What to produce - Look in the data below for the line that contains "Read out every word on this page.". Copy that line and the remaining lines exactly.

****

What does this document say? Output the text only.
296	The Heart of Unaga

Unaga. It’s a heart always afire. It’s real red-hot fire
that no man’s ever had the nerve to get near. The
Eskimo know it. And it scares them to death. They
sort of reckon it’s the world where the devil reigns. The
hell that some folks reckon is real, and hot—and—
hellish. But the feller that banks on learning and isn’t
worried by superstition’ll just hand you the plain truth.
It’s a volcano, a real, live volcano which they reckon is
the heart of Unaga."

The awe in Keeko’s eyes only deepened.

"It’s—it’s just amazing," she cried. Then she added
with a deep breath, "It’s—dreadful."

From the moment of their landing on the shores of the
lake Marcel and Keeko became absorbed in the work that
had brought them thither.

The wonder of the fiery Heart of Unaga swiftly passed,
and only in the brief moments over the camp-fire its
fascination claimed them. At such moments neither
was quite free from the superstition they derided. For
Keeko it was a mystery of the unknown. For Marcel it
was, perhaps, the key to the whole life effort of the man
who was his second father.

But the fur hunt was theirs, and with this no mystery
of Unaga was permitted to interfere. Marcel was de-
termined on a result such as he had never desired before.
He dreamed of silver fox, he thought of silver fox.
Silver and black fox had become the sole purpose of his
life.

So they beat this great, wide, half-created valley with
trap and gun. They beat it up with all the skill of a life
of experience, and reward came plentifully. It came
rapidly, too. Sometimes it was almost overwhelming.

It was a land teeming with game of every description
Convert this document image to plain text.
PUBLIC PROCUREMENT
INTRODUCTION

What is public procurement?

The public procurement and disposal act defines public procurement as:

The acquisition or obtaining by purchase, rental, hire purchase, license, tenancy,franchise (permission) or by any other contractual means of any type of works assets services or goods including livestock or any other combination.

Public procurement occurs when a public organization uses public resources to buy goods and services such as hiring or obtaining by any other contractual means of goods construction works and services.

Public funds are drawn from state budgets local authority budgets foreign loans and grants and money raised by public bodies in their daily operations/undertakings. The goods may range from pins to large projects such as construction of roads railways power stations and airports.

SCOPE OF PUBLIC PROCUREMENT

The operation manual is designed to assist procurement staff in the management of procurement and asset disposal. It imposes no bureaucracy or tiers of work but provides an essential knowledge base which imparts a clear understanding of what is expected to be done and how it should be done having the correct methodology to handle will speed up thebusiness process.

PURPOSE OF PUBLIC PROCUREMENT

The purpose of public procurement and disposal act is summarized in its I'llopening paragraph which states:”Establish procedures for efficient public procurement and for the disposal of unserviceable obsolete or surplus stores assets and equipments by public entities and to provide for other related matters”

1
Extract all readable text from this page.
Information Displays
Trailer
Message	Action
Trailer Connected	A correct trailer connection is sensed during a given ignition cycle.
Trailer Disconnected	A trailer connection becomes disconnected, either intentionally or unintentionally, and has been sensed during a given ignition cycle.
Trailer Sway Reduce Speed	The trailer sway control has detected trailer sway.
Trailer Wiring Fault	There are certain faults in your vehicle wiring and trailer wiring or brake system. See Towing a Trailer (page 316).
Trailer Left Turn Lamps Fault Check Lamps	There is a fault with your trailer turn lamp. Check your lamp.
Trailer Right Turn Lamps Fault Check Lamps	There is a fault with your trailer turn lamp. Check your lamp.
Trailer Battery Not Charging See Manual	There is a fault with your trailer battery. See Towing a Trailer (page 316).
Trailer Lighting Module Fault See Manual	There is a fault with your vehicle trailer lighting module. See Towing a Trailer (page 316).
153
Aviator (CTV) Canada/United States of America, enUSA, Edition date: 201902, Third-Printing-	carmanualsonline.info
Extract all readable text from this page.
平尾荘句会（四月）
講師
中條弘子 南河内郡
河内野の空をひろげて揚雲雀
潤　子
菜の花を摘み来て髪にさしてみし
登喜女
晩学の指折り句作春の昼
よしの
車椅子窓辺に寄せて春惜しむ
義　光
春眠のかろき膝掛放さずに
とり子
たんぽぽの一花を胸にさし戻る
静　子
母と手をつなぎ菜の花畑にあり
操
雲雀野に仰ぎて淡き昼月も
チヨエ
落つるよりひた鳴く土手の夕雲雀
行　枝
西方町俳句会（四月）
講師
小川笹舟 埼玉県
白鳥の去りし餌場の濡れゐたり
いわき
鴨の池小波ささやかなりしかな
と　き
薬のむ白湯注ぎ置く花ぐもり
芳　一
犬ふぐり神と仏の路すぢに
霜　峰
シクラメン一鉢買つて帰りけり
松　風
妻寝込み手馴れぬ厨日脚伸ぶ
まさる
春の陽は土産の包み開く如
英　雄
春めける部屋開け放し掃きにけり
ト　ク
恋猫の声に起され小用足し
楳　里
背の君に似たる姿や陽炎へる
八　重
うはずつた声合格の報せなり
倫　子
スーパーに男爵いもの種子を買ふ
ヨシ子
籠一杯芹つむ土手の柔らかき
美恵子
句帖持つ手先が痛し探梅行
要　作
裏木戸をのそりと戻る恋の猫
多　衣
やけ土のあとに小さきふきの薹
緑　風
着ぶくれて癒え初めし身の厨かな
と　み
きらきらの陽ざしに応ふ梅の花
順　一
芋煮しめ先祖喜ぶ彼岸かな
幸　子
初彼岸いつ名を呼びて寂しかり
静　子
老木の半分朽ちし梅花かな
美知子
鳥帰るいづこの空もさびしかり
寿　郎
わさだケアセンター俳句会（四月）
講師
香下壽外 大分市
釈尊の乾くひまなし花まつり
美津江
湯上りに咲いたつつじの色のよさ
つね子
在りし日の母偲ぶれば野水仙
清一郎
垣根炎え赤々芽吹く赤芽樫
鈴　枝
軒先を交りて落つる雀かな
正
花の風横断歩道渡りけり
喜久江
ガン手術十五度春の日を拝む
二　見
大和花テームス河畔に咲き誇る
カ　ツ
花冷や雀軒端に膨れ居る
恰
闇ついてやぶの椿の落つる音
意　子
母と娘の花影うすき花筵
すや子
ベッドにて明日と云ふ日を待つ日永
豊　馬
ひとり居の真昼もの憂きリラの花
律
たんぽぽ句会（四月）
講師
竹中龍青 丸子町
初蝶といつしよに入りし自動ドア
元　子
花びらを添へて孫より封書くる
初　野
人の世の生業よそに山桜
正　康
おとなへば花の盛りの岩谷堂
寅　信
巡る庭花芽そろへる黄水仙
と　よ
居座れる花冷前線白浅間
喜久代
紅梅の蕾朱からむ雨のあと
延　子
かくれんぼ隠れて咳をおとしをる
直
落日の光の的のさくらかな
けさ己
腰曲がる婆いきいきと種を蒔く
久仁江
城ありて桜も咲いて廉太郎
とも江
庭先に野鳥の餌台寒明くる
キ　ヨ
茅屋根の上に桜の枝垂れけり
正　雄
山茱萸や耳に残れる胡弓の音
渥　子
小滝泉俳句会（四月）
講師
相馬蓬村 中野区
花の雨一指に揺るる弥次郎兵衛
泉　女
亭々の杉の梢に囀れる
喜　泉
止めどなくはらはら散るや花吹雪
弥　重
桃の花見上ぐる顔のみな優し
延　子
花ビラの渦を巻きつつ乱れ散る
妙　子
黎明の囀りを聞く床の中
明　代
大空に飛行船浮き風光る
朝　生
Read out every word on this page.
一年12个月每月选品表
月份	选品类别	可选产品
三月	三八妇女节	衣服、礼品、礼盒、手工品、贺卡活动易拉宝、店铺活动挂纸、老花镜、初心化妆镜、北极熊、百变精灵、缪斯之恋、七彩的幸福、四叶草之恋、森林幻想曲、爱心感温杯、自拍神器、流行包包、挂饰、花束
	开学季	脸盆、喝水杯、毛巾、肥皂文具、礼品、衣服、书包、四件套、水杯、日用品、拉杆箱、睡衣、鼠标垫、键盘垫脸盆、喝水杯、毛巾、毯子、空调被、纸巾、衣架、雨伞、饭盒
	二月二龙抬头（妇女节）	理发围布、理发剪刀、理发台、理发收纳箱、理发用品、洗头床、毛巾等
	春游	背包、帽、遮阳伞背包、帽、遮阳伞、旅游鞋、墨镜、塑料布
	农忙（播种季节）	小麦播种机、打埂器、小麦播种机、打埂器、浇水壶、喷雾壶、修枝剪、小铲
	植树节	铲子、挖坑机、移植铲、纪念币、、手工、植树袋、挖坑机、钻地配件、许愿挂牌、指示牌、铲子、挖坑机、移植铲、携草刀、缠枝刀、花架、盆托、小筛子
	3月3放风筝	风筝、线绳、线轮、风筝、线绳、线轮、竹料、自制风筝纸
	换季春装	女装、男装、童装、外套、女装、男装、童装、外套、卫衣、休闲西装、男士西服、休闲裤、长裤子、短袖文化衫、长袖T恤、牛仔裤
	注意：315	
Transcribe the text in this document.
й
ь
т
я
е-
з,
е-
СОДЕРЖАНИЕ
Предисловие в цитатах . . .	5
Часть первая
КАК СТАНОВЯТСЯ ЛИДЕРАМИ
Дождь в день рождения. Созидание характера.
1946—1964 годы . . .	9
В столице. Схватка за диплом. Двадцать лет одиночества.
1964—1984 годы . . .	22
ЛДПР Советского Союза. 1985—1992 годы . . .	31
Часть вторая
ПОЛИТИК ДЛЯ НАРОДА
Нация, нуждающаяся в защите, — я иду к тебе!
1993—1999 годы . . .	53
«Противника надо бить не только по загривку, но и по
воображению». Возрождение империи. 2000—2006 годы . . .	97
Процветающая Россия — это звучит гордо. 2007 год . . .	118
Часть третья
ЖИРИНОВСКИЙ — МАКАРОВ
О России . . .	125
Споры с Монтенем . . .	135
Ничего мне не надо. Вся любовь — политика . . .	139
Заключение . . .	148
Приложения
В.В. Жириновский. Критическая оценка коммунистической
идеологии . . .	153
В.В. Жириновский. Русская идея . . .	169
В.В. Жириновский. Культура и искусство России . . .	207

****

Completed task -
Read out every word on this page.
一年12个月每月选品表
月份	选品类别	可选产品
三月	三八妇女节	衣服、礼品、礼盒、手工品、贺卡活动易拉宝、店铺活动挂纸、老花镜、初心化妆镜、北极熊、百变精灵、缪斯之恋、七彩的幸福、四叶草之恋、森林幻想曲、爱心感温杯、自拍神器、流行包包、挂饰、花束
	开学季	脸盆、喝水杯、毛巾、肥皂文具、礼品、衣服、书包、四件套、水杯、日用品、拉杆箱、睡衣、鼠标垫、键盘垫脸盆、喝水杯、毛巾、毯子、空调被、纸巾、衣架、雨伞、饭盒
	二月二龙抬头（妇女节）	理发围布、理发剪刀、理发台、理发收纳箱、理发用品、洗头床、毛巾等
	春游	背包、帽、遮阳伞背包、帽、遮阳伞、旅游鞋、墨镜、塑料布
	农忙（播种季节）	小麦播种机、打埂器、小麦播种机、打埂器、浇水壶、喷雾壶、修枝剪、小铲
	植树节	铲子、挖坑机、移植铲、纪念币、、手工、植树袋、挖坑机、钻地配件、许愿挂牌、指示牌、铲子、挖坑机、移植铲、携草刀、缠枝刀、花架、盆托、小筛子
	3月3放风筝	风筝、线绳、线轮、风筝、线绳、线轮、竹料、自制风筝纸
	换季春装	女装、男装、童装、外套、女装、男装、童装、外套、卫衣、休闲西装、男士西服、休闲裤、长裤子、短袖文化衫、长袖T恤、牛仔裤
	注意：315	
Transcribe the text in this document.
й
ь
т
я
е-
з,
е-
СОДЕРЖАНИЕ
Предисловие в цитатах . . .	5
Часть первая
КАК СТАНОВЯТСЯ ЛИДЕРАМИ
Дождь в день рождения. Созидание характера.
1946—1964 годы . . .	9
В столице. Схватка за диплом. Двадцать лет одиночества.
1964—1984 годы . . .	22
ЛДПР Советского Союза. 1985—1992 годы . . .	31
Часть вторая
ПОЛИТИК ДЛЯ НАРОДА
Нация, нуждающаяся в защите, — я иду к тебе!
1993—1999 годы . . .	53
«Противника надо бить не только по загривку, но и по
воображению». Возрождение империи. 2000—2006 годы . . .	97
Процветающая Россия — это звучит гордо. 2007 год . . .	118
Часть третья
ЖИРИНОВСКИЙ — МАКАРОВ
О России . . .	125
Споры с Монтенем . . .	135
Ничего мне не надо. Вся любовь — политика . . .	139
Заключение . . .	148
Приложения
В.В. Жириновский. Критическая оценка коммунистической
идеологии . . .	153
В.В. Жириновский. Русская идея . . .	169
В.В. Жириновский. Культура и искусство России . . .	207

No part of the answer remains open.